Verilen Metin -
........
Irkçılığa, cinsiyetçiliğe, faşist saldırılara, devlet baskılarına karşı her yerde- Örgütlenme! Örgütlenme! Örgütlenme!
Fransa’da 17 yaşında bir genç trafik kontrolü sırasında polisin “dur“ ikazı karşısında durmayınca, polis kurşunuyla öldürüldü! Bu olay, öncelikle Paris (Nanterre) bölgesinde gençlerin ayaklanmasına yol açtı ve daha sonraki günlerde Fransa’nın çeşitli bölgelerine sıçradı. Sekiz gün süren ayaklanmalarda binlerce genç gözaltına alındı, bir genç ağır yaralandı. Bir genç aldığı darbe sonucu Marseille bölgesinde yaşamını yitirdi, yüzlercesi yaralandı. Yani Fransa polisi ayaklanmaya sebep olan şiddet ve ölüme rağmen durmadı.
Fransa’da polis şiddeti Avrupa’nın diğer ülkelerine göre çok daha fazla. Fransa’da polis şiddeti „Sarı Yelekliler“ hareketinden bu yana ve geçtiğimiz son üç aylık emeklilik yasasına karşı yürütülen protestolardan beri çok daha yoğunlaşarak şiddetlendi. Hükümetin yöntemi protestolara izin veriyormuş gibi yapmak, fakat eylemlerde plastik mermi ve gaz kullanımıyla, toplu gözaltılar ile eylemleri bastırmak şeklinde oluyor.
........
Yazılı Alıştırma 1 -
Fransa'daki polis şiddetini konu alan metindeki "Fransa’da polis şiddeti Avrupa’nın diğer ülkelerine göre çok daha fazla." cümlesini İngilizceye çevirin.
Yazılı Alıştırma 2 -
Fransa'daki polis şiddetini konu alan metni son cümlesinden itibaren sürdürün.
Metinden sonra gelen malzemenin bu metinle bir ilgisi yoktur.

Toplanan Veriler -
........
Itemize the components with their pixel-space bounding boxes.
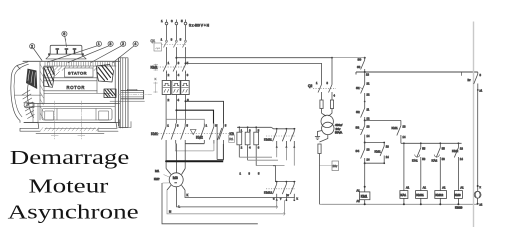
........
Alıştırma Yanıtı 1 -
Police violence in France is much greater than in other European countries.

Alıştırma Yanıtı 2 -
Öyle ki, kronolojik olarak baktığımızda 2017-2020 yılları arasında her sene polis tarafından öldürme olayları artarak çoğalmıştır. Örneğin 2017 yılında 14 öldürme olayı 2020’de 32 öldürme olayına kadar çıktı. Tabii ki polisin, jandarmanın bu cesareti Fransa devletinin bir polis devleti olmasından kaynaklanıyor. Hükümet politikası polisi, jandarmayı yönlendiriyor, ırkçı, İslamofobik bir politika yürütülüyor. Tabii ki, çok ırkçı yabancılar politikası da unutulmamalı. Zaten bu ayaklanma gündeme gelmeseydi hükümet yaz aylarında yeni bir yabancılar kanununu meclisten geçirecekti. Bunun hazırlıklarını yapıyordu.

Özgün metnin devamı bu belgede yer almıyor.